To do: Copy all the material that follows, keeping every character the same.

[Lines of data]
____

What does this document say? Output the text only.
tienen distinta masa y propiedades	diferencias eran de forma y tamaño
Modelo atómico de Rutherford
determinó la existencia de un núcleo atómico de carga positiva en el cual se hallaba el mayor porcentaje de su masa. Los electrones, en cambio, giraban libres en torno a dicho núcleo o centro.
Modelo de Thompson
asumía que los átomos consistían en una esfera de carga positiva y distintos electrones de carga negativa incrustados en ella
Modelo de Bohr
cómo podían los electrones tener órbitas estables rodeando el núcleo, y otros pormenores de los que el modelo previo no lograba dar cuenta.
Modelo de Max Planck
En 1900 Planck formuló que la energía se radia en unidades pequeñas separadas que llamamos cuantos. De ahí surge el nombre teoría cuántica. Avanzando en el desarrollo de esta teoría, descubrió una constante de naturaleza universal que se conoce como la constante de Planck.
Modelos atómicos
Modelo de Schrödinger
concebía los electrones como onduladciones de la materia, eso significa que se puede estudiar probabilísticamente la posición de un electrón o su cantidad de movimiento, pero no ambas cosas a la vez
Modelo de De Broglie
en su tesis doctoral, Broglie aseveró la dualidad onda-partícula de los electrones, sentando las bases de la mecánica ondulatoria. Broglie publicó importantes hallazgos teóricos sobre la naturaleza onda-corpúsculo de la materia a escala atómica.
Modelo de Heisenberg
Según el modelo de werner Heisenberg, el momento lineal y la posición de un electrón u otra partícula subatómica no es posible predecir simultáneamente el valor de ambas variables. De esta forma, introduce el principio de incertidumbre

____

Full answer:
What does this document say? Output the text only.
tienen distinta masa y propiedades	diferencias eran de forma y tamaño
Modelo atómico de Rutherford
determinó la existencia de un núcleo atómico de carga positiva en el cual se hallaba el mayor porcentaje de su masa. Los electrones, en cambio, giraban libres en torno a dicho núcleo o centro.
Modelo de Thompson
asumía que los átomos consistían en una esfera de carga positiva y distintos electrones de carga negativa incrustados en ella
Modelo de Bohr
cómo podían los electrones tener órbitas estables rodeando el núcleo, y otros pormenores de los que el modelo previo no lograba dar cuenta.
Modelo de Max Planck
En 1900 Planck formuló que la energía se radia en unidades pequeñas separadas que llamamos cuantos. De ahí surge el nombre teoría cuántica. Avanzando en el desarrollo de esta teoría, descubrió una constante de naturaleza universal que se conoce como la constante de Planck.
Modelos atómicos
Modelo de Schrödinger
concebía los electrones como onduladciones de la materia, eso significa que se puede estudiar probabilísticamente la posición de un electrón o su cantidad de movimiento, pero no ambas cosas a la vez
Modelo de De Broglie
en su tesis doctoral, Broglie aseveró la dualidad onda-partícula de los electrones, sentando las bases de la mecánica ondulatoria. Broglie publicó importantes hallazgos teóricos sobre la naturaleza onda-corpúsculo de la materia a escala atómica.
Modelo de Heisenberg
Según el modelo de werner Heisenberg, el momento lineal y la posición de un electrón u otra partícula subatómica no es posible predecir simultáneamente el valor de ambas variables. De esta forma, introduce el principio de incertidumbre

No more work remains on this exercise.